◆ Required work
Reply with one number only, the count of lines holding the string "name".

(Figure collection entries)
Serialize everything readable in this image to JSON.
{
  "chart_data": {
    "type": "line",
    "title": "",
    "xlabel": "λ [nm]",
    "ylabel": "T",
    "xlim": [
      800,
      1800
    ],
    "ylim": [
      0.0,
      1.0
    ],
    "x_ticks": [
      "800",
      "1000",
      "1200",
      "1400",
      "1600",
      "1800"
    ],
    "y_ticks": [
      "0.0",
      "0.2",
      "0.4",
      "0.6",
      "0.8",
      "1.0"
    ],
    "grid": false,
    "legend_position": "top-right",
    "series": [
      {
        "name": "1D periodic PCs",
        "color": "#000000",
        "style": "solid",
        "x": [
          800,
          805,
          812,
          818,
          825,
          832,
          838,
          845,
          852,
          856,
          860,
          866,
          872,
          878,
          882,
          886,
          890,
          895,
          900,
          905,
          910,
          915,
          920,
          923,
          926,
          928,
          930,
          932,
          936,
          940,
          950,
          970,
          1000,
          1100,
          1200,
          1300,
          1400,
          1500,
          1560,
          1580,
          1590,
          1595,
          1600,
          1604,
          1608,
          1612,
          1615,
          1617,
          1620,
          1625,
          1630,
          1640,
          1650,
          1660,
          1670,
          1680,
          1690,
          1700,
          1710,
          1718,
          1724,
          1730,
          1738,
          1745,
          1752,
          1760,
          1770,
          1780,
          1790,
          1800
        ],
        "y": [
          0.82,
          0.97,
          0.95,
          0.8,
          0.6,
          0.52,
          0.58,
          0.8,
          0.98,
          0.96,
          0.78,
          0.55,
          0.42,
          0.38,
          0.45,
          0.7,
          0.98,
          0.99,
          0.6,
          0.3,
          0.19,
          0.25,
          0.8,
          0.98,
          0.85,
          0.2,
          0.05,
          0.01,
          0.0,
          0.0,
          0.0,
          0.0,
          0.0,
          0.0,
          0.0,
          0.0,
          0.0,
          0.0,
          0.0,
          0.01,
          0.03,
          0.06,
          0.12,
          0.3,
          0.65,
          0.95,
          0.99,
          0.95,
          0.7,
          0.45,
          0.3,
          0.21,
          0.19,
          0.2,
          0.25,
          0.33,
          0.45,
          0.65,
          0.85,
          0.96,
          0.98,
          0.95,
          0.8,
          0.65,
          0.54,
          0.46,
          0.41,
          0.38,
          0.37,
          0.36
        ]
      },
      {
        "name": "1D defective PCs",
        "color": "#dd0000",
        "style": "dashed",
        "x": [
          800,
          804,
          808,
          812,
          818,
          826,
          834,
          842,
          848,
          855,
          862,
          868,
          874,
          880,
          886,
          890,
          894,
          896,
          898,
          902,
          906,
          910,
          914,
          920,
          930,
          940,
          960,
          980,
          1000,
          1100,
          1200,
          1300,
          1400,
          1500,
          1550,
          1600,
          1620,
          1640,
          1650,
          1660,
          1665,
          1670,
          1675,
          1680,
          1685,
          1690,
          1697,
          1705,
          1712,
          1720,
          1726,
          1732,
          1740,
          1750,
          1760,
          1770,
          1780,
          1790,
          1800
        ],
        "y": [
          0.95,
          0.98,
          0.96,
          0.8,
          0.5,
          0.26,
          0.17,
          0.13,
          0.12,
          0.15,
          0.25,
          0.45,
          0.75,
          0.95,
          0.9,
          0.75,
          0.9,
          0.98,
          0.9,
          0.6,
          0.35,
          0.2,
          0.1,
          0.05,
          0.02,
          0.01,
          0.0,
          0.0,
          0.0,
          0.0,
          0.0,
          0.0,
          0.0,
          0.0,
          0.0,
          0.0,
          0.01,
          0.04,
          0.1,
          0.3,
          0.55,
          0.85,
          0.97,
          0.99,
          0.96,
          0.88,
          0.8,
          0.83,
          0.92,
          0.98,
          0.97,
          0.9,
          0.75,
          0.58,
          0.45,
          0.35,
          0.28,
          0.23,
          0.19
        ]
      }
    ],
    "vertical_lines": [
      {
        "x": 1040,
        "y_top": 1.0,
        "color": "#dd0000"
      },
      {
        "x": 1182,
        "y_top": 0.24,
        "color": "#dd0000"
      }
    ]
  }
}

◆ Output of the task
2